-- start PROVIDED MATERIAL --
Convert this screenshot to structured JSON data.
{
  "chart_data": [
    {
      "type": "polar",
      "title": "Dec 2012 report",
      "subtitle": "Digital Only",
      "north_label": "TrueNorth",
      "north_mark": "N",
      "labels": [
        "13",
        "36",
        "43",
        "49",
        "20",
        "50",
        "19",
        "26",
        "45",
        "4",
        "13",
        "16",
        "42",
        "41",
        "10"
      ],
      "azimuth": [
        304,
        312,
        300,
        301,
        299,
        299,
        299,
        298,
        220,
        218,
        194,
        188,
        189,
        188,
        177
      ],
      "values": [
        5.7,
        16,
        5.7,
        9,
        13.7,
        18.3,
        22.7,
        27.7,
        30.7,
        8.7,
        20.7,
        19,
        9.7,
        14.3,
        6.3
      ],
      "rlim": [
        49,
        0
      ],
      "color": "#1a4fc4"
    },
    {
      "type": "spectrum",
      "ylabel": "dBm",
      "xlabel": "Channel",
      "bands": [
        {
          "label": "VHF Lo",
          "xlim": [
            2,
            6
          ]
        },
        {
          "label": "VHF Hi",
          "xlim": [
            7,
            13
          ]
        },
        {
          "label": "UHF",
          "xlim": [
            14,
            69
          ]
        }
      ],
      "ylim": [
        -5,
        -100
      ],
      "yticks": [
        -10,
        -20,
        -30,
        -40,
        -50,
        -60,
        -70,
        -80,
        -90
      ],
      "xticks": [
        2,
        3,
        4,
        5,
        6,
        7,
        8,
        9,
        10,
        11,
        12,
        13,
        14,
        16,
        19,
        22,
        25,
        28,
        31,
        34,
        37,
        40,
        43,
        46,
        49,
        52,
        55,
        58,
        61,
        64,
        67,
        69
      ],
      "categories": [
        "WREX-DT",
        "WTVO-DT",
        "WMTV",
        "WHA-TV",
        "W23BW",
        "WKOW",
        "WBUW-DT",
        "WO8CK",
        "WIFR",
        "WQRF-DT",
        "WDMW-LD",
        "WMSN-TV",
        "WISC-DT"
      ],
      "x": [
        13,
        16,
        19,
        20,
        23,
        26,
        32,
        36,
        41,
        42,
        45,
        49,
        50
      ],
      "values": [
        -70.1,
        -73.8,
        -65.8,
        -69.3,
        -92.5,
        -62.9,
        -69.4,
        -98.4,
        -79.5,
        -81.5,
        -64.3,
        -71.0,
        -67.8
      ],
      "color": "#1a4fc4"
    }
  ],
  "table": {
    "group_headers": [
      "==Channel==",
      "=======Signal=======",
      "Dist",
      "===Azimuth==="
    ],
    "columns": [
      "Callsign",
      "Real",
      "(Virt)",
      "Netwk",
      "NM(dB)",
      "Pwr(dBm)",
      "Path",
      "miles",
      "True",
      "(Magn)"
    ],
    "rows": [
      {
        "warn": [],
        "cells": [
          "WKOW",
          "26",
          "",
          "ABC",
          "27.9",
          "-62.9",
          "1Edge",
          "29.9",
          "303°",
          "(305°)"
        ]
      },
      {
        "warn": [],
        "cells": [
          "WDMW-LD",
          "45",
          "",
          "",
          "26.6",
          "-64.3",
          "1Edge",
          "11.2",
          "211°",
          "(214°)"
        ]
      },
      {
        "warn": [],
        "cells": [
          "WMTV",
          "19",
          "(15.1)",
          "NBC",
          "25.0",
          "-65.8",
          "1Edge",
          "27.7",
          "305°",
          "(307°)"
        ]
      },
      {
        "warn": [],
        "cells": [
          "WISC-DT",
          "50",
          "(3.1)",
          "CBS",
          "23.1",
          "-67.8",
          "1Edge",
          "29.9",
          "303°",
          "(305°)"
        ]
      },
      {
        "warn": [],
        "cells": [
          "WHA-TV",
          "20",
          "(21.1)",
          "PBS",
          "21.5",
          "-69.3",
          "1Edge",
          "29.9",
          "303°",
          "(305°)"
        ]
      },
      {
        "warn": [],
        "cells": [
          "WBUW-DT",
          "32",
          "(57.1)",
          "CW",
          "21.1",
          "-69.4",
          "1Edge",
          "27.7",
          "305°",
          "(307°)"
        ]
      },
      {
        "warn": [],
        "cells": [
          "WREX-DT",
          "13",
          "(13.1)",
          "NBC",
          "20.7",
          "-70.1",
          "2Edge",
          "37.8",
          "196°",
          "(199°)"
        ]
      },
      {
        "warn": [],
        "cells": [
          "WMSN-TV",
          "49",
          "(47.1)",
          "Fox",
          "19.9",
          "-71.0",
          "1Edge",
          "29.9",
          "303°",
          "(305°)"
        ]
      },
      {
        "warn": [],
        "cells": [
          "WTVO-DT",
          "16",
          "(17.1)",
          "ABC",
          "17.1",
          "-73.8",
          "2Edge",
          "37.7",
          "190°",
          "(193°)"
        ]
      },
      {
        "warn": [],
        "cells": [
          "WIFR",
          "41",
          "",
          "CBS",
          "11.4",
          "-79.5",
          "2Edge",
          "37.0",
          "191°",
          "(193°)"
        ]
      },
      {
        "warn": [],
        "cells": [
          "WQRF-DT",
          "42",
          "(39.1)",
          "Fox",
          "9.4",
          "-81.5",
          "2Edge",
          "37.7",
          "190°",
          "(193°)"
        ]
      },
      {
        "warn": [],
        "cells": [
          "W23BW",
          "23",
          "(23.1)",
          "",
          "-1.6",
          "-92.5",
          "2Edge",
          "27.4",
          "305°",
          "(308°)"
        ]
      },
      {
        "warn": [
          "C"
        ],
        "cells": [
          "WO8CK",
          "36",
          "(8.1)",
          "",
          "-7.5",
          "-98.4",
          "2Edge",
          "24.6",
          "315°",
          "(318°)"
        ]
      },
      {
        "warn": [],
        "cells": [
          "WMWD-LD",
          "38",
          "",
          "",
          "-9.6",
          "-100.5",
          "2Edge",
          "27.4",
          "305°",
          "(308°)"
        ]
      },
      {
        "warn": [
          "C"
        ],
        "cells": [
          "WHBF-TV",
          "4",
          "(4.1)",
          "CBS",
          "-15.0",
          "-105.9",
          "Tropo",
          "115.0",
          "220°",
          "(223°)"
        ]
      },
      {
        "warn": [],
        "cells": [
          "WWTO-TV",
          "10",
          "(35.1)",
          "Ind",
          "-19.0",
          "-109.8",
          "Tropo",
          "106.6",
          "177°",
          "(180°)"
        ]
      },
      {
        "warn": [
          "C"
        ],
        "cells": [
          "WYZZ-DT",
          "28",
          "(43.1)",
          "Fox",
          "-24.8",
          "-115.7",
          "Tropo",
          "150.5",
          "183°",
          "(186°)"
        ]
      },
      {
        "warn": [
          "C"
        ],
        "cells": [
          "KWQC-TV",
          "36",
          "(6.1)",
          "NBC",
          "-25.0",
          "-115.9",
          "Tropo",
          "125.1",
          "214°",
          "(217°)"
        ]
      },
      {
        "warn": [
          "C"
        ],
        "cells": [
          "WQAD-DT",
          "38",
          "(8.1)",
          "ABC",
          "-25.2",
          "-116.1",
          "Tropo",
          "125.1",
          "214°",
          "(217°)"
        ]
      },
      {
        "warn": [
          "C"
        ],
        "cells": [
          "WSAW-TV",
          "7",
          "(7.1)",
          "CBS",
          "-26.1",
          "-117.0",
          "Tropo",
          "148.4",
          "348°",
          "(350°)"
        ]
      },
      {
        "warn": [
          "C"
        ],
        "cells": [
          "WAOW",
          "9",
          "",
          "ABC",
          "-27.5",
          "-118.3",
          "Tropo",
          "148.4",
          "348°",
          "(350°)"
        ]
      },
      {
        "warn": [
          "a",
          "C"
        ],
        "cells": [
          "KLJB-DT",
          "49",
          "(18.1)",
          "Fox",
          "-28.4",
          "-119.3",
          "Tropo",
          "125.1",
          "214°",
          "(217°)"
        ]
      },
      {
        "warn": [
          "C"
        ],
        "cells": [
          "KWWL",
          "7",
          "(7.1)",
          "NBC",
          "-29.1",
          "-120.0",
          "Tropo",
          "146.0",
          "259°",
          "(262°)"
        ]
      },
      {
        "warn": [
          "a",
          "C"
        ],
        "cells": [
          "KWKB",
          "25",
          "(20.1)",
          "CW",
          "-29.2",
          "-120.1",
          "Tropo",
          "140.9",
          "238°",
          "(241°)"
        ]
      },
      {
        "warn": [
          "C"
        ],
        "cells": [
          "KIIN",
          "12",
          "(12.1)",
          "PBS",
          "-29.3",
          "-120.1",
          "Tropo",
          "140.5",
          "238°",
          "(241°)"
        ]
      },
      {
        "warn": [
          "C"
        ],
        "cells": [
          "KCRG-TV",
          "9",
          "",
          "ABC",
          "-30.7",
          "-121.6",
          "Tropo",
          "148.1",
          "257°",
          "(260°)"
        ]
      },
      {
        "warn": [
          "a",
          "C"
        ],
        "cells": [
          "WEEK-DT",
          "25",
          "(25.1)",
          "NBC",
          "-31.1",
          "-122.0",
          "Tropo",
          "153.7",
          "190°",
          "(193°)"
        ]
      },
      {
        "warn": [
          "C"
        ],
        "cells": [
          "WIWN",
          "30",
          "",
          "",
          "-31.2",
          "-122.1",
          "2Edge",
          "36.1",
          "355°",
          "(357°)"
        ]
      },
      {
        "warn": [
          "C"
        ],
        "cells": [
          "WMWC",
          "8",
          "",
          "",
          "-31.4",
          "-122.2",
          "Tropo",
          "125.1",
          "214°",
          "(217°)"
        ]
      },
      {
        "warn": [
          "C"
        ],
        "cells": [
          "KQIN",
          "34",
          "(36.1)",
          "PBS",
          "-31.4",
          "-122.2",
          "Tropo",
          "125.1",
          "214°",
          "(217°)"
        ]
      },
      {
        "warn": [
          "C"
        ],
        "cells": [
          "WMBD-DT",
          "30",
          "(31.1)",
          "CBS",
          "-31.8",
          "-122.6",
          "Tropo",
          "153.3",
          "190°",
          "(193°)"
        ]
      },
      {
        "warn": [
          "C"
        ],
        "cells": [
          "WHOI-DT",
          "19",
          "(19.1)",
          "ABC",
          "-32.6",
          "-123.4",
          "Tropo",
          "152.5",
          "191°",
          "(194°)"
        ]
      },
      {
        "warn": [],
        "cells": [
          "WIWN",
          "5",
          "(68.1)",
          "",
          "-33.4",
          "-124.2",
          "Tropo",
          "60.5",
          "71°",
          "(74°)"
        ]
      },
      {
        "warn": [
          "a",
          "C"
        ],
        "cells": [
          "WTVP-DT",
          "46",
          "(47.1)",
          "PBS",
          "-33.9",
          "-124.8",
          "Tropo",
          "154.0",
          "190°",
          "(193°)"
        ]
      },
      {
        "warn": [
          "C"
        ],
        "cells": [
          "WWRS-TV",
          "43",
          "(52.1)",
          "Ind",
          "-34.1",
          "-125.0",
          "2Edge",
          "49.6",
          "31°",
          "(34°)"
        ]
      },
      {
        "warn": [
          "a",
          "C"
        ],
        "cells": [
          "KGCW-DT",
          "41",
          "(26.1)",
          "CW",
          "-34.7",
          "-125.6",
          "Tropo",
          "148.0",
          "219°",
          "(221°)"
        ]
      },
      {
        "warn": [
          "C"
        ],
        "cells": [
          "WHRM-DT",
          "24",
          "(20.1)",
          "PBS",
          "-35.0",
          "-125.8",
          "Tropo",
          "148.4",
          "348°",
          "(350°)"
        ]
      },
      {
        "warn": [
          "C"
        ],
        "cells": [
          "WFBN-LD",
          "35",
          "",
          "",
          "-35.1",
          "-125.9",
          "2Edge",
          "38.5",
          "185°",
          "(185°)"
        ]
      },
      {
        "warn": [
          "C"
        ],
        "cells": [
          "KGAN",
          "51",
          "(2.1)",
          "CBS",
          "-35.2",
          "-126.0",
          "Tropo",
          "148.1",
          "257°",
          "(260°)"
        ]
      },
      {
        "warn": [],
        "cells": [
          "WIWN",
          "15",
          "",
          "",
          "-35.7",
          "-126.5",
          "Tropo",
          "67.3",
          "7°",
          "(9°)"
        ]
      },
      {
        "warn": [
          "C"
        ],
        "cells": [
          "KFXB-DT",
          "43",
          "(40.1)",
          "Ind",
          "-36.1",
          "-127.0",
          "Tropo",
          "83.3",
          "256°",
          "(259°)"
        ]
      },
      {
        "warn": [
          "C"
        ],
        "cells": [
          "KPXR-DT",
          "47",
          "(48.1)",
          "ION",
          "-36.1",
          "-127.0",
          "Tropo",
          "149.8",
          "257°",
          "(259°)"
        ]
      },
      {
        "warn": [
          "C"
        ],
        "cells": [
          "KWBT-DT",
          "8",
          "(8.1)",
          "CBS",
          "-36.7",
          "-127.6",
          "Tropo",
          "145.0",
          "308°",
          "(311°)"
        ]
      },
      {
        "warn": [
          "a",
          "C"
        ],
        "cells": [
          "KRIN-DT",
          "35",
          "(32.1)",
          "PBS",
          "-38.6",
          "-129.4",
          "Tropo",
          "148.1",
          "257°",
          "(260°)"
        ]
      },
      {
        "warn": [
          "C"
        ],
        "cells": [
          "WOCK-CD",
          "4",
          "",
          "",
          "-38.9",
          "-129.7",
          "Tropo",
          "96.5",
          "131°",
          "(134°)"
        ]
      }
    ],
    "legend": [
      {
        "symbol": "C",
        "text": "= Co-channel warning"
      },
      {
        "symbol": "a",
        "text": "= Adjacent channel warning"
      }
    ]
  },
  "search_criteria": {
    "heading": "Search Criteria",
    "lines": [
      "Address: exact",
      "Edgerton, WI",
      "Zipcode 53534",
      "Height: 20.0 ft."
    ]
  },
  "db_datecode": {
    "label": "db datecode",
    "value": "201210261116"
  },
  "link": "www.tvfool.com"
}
-- end PROVIDED MATERIAL --
▸ **SET PROBLEM**
Go through the material above and copy each line that has the word "text".

▸ **FINISHED EXERCISE**
        "text": "= Co-channel warning"
        "text": "= Adjacent channel warning"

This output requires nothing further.